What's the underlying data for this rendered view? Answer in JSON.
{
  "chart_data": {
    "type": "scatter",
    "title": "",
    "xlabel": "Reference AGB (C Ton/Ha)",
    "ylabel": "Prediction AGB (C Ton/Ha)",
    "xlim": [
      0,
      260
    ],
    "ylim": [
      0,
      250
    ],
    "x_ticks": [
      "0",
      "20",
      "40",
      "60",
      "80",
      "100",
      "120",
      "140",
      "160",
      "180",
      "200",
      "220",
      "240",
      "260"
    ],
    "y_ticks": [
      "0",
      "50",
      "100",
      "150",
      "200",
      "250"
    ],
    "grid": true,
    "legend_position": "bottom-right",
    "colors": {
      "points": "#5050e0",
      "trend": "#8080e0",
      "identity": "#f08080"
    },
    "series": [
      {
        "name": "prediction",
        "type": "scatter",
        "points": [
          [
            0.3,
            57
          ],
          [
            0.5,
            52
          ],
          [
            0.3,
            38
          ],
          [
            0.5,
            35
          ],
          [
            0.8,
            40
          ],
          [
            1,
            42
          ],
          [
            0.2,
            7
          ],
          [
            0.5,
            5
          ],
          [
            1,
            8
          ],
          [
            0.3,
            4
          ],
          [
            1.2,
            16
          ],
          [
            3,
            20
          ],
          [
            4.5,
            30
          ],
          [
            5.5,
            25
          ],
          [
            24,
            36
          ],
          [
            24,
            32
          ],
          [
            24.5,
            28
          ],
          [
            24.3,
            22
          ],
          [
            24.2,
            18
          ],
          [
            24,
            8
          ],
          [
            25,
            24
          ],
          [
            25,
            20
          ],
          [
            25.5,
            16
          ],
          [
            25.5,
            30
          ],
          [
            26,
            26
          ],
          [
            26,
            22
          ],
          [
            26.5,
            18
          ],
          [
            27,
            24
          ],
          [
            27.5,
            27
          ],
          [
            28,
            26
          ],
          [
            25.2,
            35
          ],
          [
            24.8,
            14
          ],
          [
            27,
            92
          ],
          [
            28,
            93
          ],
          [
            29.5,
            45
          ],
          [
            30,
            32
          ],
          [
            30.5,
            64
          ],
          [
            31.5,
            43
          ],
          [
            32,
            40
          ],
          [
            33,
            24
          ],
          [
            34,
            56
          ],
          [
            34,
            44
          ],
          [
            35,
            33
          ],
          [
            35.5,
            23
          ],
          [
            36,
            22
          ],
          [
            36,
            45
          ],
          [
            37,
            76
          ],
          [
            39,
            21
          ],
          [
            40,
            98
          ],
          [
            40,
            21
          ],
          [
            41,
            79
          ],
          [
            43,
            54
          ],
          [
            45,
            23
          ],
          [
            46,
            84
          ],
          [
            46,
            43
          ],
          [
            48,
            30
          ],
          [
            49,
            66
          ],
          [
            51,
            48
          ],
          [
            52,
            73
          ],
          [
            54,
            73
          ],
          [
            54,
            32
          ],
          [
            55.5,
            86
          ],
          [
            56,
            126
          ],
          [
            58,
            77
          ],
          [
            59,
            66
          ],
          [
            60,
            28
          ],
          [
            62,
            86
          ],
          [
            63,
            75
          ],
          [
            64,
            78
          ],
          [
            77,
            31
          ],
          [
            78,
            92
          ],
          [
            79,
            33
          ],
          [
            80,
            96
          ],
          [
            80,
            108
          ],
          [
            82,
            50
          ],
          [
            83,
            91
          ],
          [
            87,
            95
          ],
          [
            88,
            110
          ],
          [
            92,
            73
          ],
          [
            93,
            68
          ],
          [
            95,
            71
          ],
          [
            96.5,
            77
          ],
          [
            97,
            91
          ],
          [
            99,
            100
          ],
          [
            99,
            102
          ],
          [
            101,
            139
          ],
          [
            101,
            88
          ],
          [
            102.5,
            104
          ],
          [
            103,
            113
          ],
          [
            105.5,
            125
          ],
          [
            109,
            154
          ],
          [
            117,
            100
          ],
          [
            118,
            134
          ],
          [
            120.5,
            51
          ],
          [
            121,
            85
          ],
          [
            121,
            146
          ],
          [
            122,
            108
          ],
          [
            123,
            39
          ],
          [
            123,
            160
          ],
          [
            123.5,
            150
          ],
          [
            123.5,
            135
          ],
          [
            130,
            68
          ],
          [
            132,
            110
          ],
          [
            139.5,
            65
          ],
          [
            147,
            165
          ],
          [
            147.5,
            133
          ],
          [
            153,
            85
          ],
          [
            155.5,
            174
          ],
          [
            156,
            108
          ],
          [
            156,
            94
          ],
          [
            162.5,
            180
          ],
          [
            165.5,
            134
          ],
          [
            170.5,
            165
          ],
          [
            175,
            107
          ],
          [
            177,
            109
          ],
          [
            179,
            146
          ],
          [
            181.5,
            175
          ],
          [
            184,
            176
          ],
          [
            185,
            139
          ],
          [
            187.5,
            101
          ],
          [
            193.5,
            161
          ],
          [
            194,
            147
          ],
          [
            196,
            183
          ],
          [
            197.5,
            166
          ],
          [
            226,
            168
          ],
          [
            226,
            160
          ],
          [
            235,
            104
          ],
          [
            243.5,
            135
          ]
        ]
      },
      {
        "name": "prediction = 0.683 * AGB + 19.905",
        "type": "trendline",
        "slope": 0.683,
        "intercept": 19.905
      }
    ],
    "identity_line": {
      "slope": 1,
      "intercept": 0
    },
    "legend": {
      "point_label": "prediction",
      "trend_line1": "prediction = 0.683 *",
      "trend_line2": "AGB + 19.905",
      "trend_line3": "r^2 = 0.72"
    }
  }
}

STATED PROBLEM
Go through the data and gather every line that holds "name".

FINAL RESULT
        "name": "prediction",
        "name": "prediction = 0.683 * AGB + 19.905",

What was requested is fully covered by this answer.